---------- Data shown
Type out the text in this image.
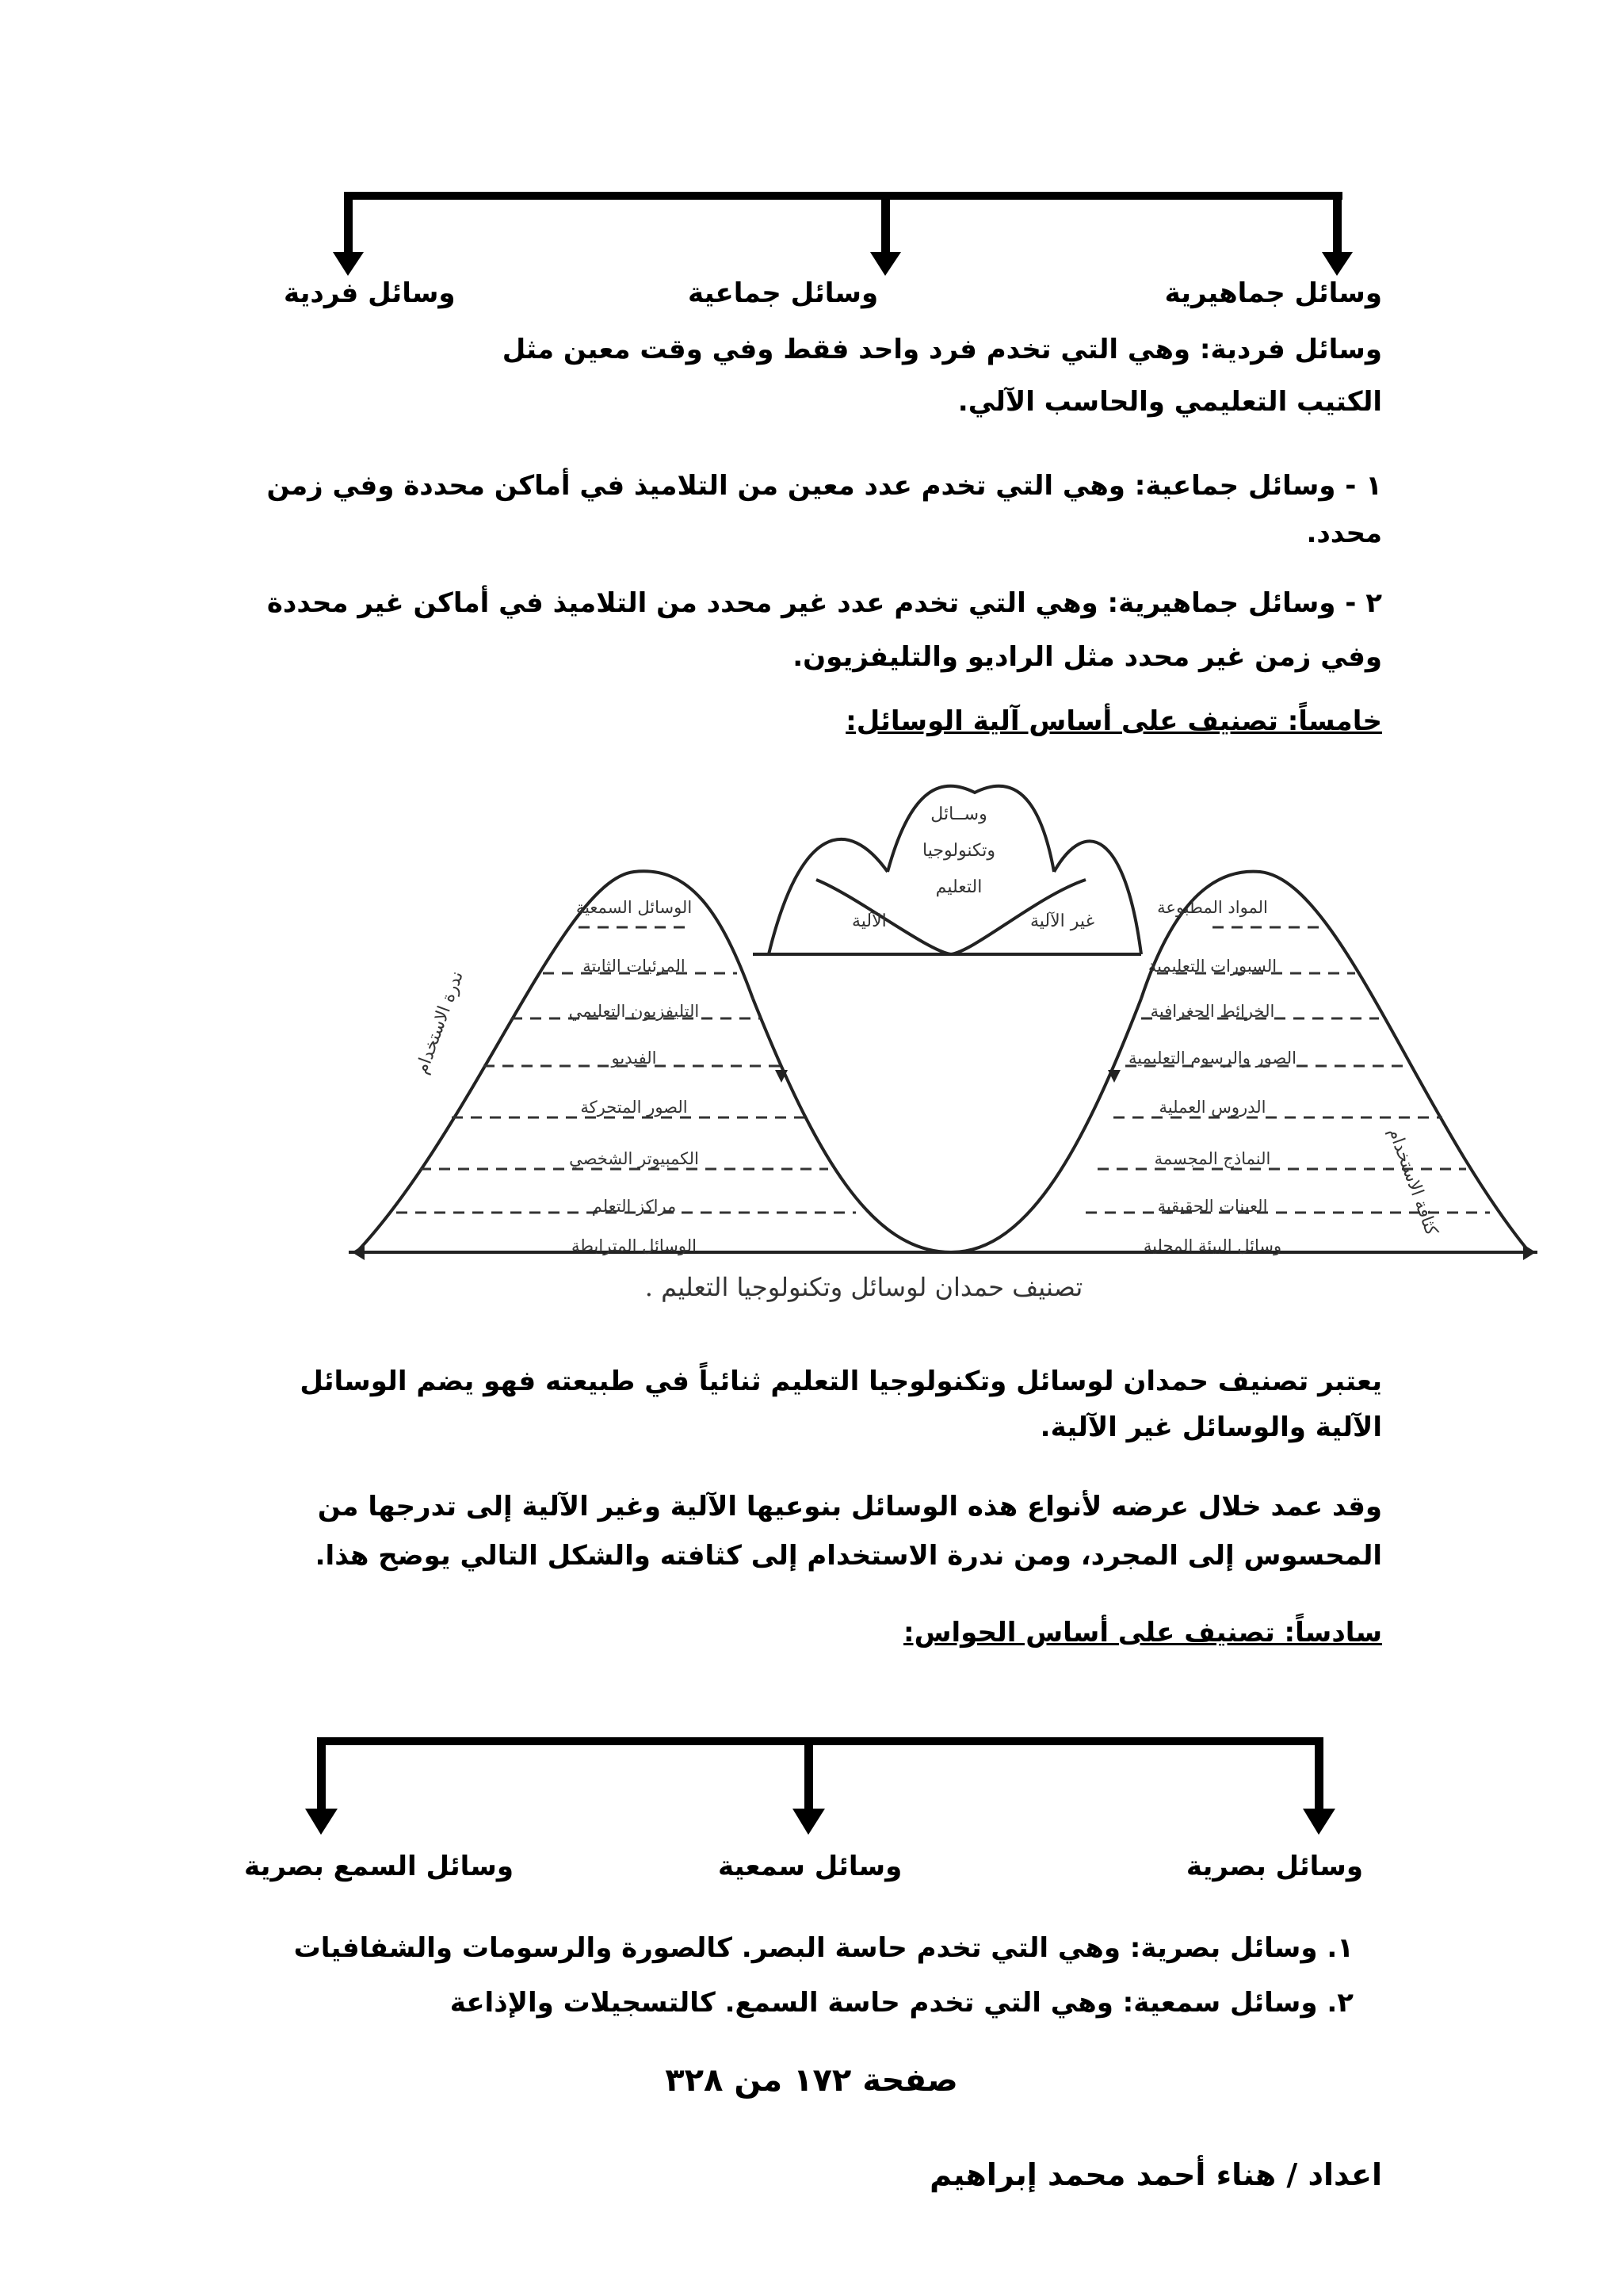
وسائل جماهيرية
وسائل جماعية
وسائل فردية
وسائل فردية: وهي التي تخدم فرد واحد فقط وفي وقت معين مثل
الكتيب التعليمي والحاسب الآلي.
١ - وسائل جماعية: وهي التي تخدم عدد معين من التلاميذ في أماكن محددة وفي زمن
محدد.
٢ - وسائل جماهيرية: وهي التي تخدم عدد غير محدد من التلاميذ في أماكن غير محددة
وفي زمن غير محدد مثل الراديو والتليفزيون.
خامساً: تصنيف على أساس آلية الوسائل:
وســائل
وتكنولوجيا
التعليم
الآلية	غير الآلية
ندرة الاستخدام
كثافة الاستخدام
الوسائل السمعية
المرئيات الثابتة
التليفزيون التعليمي
الفيديو
الصور المتحركة
الكمبيوتر الشخصي
مراكز التعلم
الوسائل المترابطة
المواد المطبوعة
السبورات التعليمية
الخرائط الجغرافية
الصور والرسوم التعليمية
الدروس العملية
النماذج المجسمة
العينات الحقيقية
وسائل البيئة المحلية
تصنيف حمدان لوسائل وتكنولوجيا التعليم .
يعتبر تصنيف حمدان لوسائل وتكنولوجيا التعليم ثنائياً في طبيعته فهو يضم الوسائل
الآلية والوسائل غير الآلية.
وقد عمد خلال عرضه لأنواع هذه الوسائل بنوعيها الآلية وغير الآلية إلى تدرجها من
المحسوس إلى المجرد، ومن ندرة الاستخدام إلى كثافته والشكل التالي يوضح هذا.
سادساً: تصنيف على أساس الحواس:
وسائل بصرية
وسائل سمعية
وسائل السمع بصرية
١. وسائل بصرية: وهي التي تخدم حاسة البصر. كالصورة والرسومات والشفافيات
٢. وسائل سمعية: وهي التي تخدم حاسة السمع. كالتسجيلات والإذاعة
صفحة ١٧٢ من ٣٢٨
اعداد / هناء أحمد محمد إبراهيم
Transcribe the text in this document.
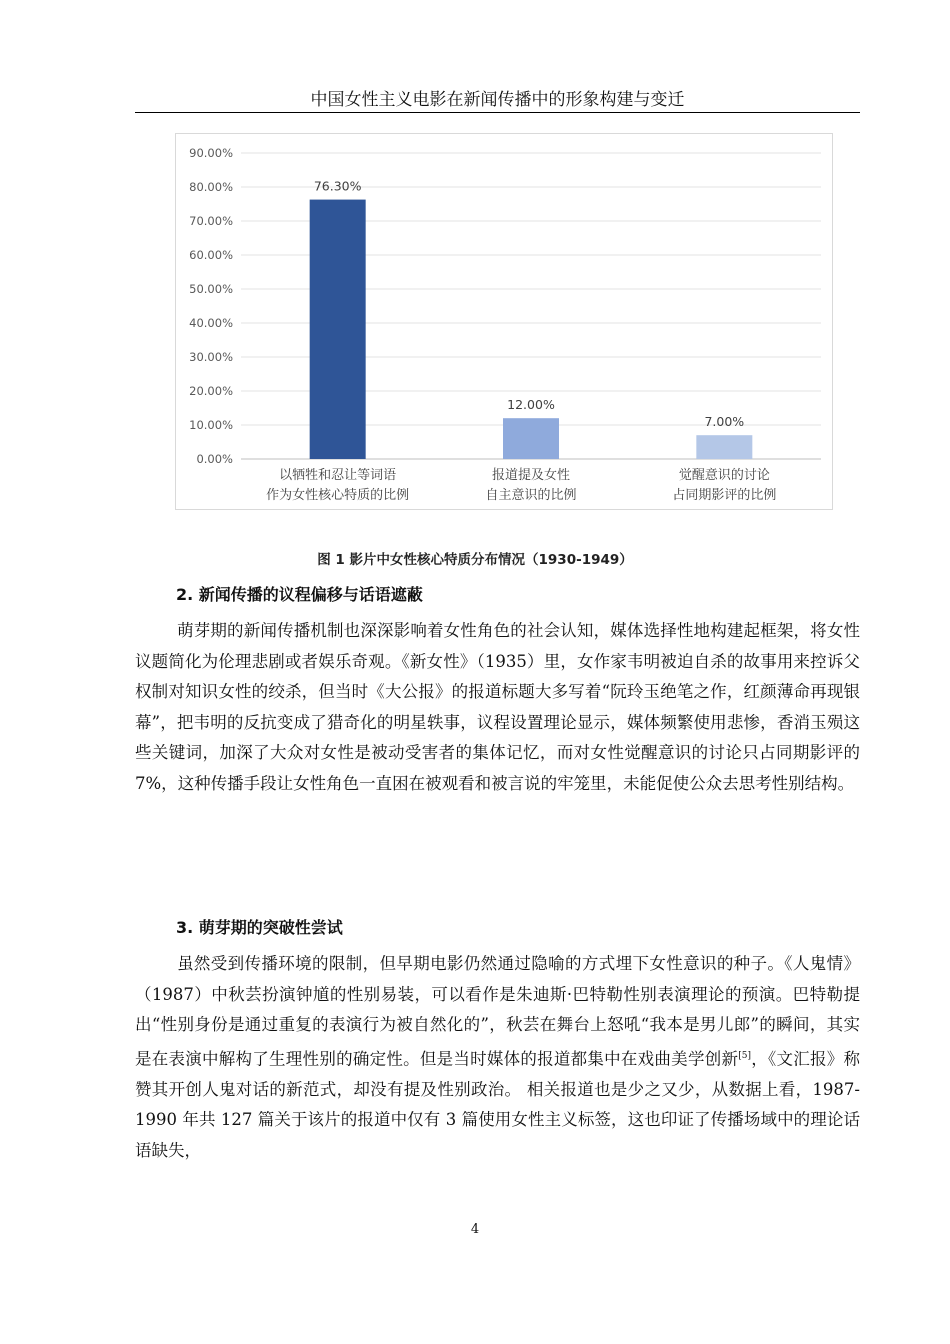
中国女性主义电影在新闻传播中的形象构建与变迁
0.00%
10.00%
20.00%
30.00%
40.00%
50.00%
60.00%
70.00%
80.00%
90.00%
76.30%
以牺牲和忍让等词语
作为女性核心特质的比例
12.00%
报道提及女性
自主意识的比例
7.00%
觉醒意识的讨论
占同期影评的比例
图 1 影片中女性核心特质分布情况（1930-1949）
2. 新闻传播的议程偏移与话语遮蔽
萌芽期的新闻传播机制也深深影响着女性角色的社会认知，媒体选择性地构建起框架，将女性议题简化为伦理悲剧或者娱乐奇观。《新女性》（1935）里，女作家韦明被迫自杀的故事用来控诉父权制对知识女性的绞杀，但当时《大公报》的报道标题大多写着“阮玲玉绝笔之作，红颜薄命再现银幕”，把韦明的反抗变成了猎奇化的明星轶事，议程设置理论显示，媒体频繁使用悲惨，香消玉殒这些关键词，加深了大众对女性是被动受害者的集体记忆，而对女性觉醒意识的讨论只占同期影评的 7%，这种传播手段让女性角色一直困在被观看和被言说的牢笼里，未能促使公众去思考性别结构。
3. 萌芽期的突破性尝试
虽然受到传播环境的限制，但早期电影仍然通过隐喻的方式埋下女性意识的种子。《人鬼情》（1987）中秋芸扮演钟馗的性别易装，可以看作是朱迪斯·巴特勒性别表演理论的预演。巴特勒提出“性别身份是通过重复的表演行为被自然化的”，秋芸在舞台上怒吼“我本是男儿郎”的瞬间，其实是在表演中解构了生理性别的确定性。但是当时媒体的报道都集中在戏曲美学创新[5]，《文汇报》称赞其开创人鬼对话的新范式，却没有提及性别政治。 相关报道也是少之又少，从数据上看，1987-1990 年共 127 篇关于该片的报道中仅有 3 篇使用女性主义标签，这也印证了传播场域中的理论话语缺失，
4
--------------------
■ **Work to complete**: Return the listing above in full and without alteration, excluding its pictures.

■ **Result of the task**:
Type out the text in this image.
وسائل جماهيرية
وسائل جماعية
وسائل فردية
وسائل فردية: وهي التي تخدم فرد واحد فقط وفي وقت معين مثل
الكتيب التعليمي والحاسب الآلي.
١ - وسائل جماعية: وهي التي تخدم عدد معين من التلاميذ في أماكن محددة وفي زمن
محدد.
٢ - وسائل جماهيرية: وهي التي تخدم عدد غير محدد من التلاميذ في أماكن غير محددة
وفي زمن غير محدد مثل الراديو والتليفزيون.
خامساً: تصنيف على أساس آلية الوسائل:
وســائل
وتكنولوجيا
التعليم
الآلية	غير الآلية
ندرة الاستخدام
كثافة الاستخدام
الوسائل السمعية
المرئيات الثابتة
التليفزيون التعليمي
الفيديو
الصور المتحركة
الكمبيوتر الشخصي
مراكز التعلم
الوسائل المترابطة
المواد المطبوعة
السبورات التعليمية
الخرائط الجغرافية
الصور والرسوم التعليمية
الدروس العملية
النماذج المجسمة
العينات الحقيقية
وسائل البيئة المحلية
تصنيف حمدان لوسائل وتكنولوجيا التعليم .
يعتبر تصنيف حمدان لوسائل وتكنولوجيا التعليم ثنائياً في طبيعته فهو يضم الوسائل
الآلية والوسائل غير الآلية.
وقد عمد خلال عرضه لأنواع هذه الوسائل بنوعيها الآلية وغير الآلية إلى تدرجها من
المحسوس إلى المجرد، ومن ندرة الاستخدام إلى كثافته والشكل التالي يوضح هذا.
سادساً: تصنيف على أساس الحواس:
وسائل بصرية
وسائل سمعية
وسائل السمع بصرية
١. وسائل بصرية: وهي التي تخدم حاسة البصر. كالصورة والرسومات والشفافيات
٢. وسائل سمعية: وهي التي تخدم حاسة السمع. كالتسجيلات والإذاعة
صفحة ١٧٢ من ٣٢٨
اعداد / هناء أحمد محمد إبراهيم
Transcribe the text in this document.
中国女性主义电影在新闻传播中的形象构建与变迁
0.00%
10.00%
20.00%
30.00%
40.00%
50.00%
60.00%
70.00%
80.00%
90.00%
76.30%
以牺牲和忍让等词语
作为女性核心特质的比例
12.00%
报道提及女性
自主意识的比例
7.00%
觉醒意识的讨论
占同期影评的比例
图 1 影片中女性核心特质分布情况（1930-1949）
2. 新闻传播的议程偏移与话语遮蔽
萌芽期的新闻传播机制也深深影响着女性角色的社会认知，媒体选择性地构建起框架，将女性议题简化为伦理悲剧或者娱乐奇观。《新女性》（1935）里，女作家韦明被迫自杀的故事用来控诉父权制对知识女性的绞杀，但当时《大公报》的报道标题大多写着“阮玲玉绝笔之作，红颜薄命再现银幕”，把韦明的反抗变成了猎奇化的明星轶事，议程设置理论显示，媒体频繁使用悲惨，香消玉殒这些关键词，加深了大众对女性是被动受害者的集体记忆，而对女性觉醒意识的讨论只占同期影评的 7%，这种传播手段让女性角色一直困在被观看和被言说的牢笼里，未能促使公众去思考性别结构。
3. 萌芽期的突破性尝试
虽然受到传播环境的限制，但早期电影仍然通过隐喻的方式埋下女性意识的种子。《人鬼情》（1987）中秋芸扮演钟馗的性别易装，可以看作是朱迪斯·巴特勒性别表演理论的预演。巴特勒提出“性别身份是通过重复的表演行为被自然化的”，秋芸在舞台上怒吼“我本是男儿郎”的瞬间，其实是在表演中解构了生理性别的确定性。但是当时媒体的报道都集中在戏曲美学创新[5]，《文汇报》称赞其开创人鬼对话的新范式，却没有提及性别政治。 相关报道也是少之又少，从数据上看，1987-1990 年共 127 篇关于该片的报道中仅有 3 篇使用女性主义标签，这也印证了传播场域中的理论话语缺失，
4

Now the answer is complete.